● Required task
Reproduce all the lines exactly as they stand, apart from the pictures.

== Given data ==

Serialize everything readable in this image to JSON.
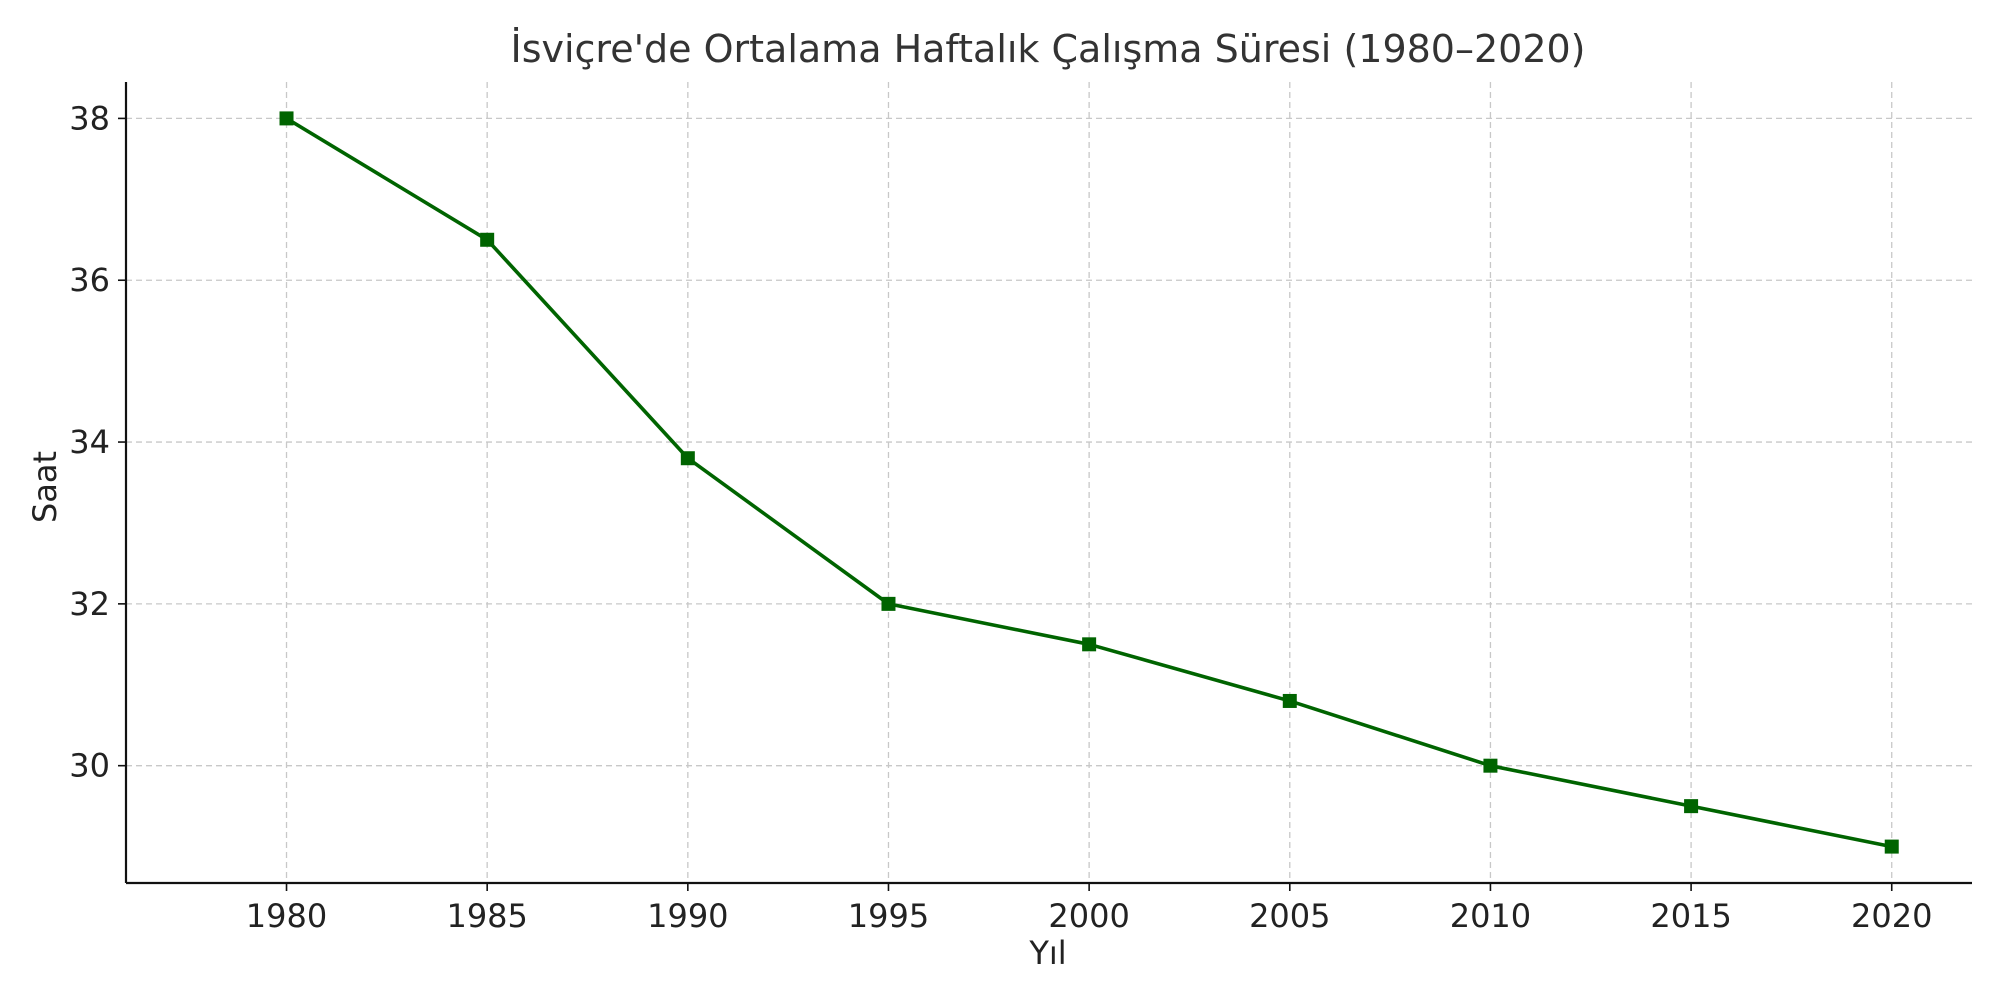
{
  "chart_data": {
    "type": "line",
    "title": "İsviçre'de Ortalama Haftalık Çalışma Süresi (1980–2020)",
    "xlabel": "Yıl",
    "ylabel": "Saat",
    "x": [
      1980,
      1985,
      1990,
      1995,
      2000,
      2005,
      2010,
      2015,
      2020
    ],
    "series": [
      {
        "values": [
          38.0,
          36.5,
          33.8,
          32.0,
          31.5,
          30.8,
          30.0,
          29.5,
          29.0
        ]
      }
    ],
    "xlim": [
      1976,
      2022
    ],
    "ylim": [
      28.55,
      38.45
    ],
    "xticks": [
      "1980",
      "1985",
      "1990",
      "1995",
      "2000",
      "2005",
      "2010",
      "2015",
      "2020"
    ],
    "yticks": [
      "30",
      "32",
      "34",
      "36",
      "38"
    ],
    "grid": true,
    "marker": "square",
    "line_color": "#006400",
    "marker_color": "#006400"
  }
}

===

● Answer to this task
Serialize everything readable in this image to JSON.
{
  "chart_data": {
    "type": "line",
    "title": "İsviçre'de Ortalama Haftalık Çalışma Süresi (1980–2020)",
    "xlabel": "Yıl",
    "ylabel": "Saat",
    "x": [
      1980,
      1985,
      1990,
      1995,
      2000,
      2005,
      2010,
      2015,
      2020
    ],
    "series": [
      {
        "values": [
          38.0,
          36.5,
          33.8,
          32.0,
          31.5,
          30.8,
          30.0,
          29.5,
          29.0
        ]
      }
    ],
    "xlim": [
      1976,
      2022
    ],
    "ylim": [
      28.55,
      38.45
    ],
    "xticks": [
      "1980",
      "1985",
      "1990",
      "1995",
      "2000",
      "2005",
      "2010",
      "2015",
      "2020"
    ],
    "yticks": [
      "30",
      "32",
      "34",
      "36",
      "38"
    ],
    "grid": true,
    "marker": "square",
    "line_color": "#006400",
    "marker_color": "#006400"
  }
}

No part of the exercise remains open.